▶ **WHAT IS BEING ASKED**
Can you transcribe every entry word for word, skipping the images?

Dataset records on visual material
---

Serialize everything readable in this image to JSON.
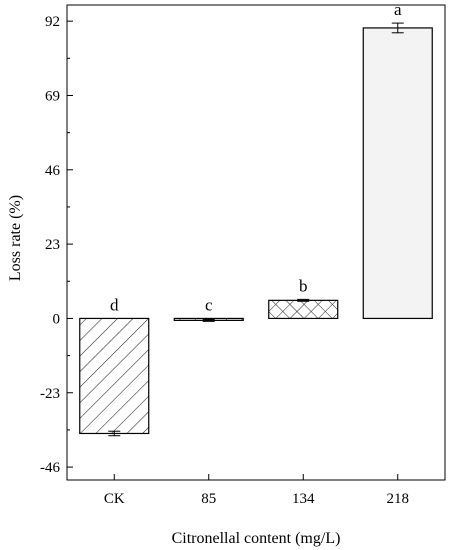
{
  "chart_data": {
    "type": "bar",
    "title": "",
    "xlabel": "Citronellal content (mg/L)",
    "ylabel": "Loss rate (%)",
    "categories": [
      "CK",
      "85",
      "134",
      "218"
    ],
    "values": [
      -35.6,
      -0.6,
      5.6,
      89.9
    ],
    "errors": [
      0.7,
      0.3,
      0.3,
      1.5
    ],
    "significance_letters": [
      "d",
      "c",
      "b",
      "a"
    ],
    "patterns": [
      "diag-up",
      "diag-down",
      "crosshatch",
      "solid"
    ],
    "fill_colors": [
      "#ffffff",
      "#ffffff",
      "#ffffff",
      "#f3f3f3"
    ],
    "ylim": [
      -50,
      97
    ],
    "yticks": [
      -46,
      -23,
      0,
      23,
      46,
      69,
      92
    ],
    "ytick_labels": [
      "-46",
      "-23",
      "0",
      "23",
      "46",
      "69",
      "92"
    ],
    "grid": false,
    "legend": "none"
  }
}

---

▶ **EXERCISE RESULT**
Serialize everything readable in this image to JSON.
{
  "chart_data": {
    "type": "bar",
    "title": "",
    "xlabel": "Citronellal content (mg/L)",
    "ylabel": "Loss rate (%)",
    "categories": [
      "CK",
      "85",
      "134",
      "218"
    ],
    "values": [
      -35.6,
      -0.6,
      5.6,
      89.9
    ],
    "errors": [
      0.7,
      0.3,
      0.3,
      1.5
    ],
    "significance_letters": [
      "d",
      "c",
      "b",
      "a"
    ],
    "patterns": [
      "diag-up",
      "diag-down",
      "crosshatch",
      "solid"
    ],
    "fill_colors": [
      "#ffffff",
      "#ffffff",
      "#ffffff",
      "#f3f3f3"
    ],
    "ylim": [
      -50,
      97
    ],
    "yticks": [
      -46,
      -23,
      0,
      23,
      46,
      69,
      92
    ],
    "ytick_labels": [
      "-46",
      "-23",
      "0",
      "23",
      "46",
      "69",
      "92"
    ],
    "grid": false,
    "legend": "none"
  }
}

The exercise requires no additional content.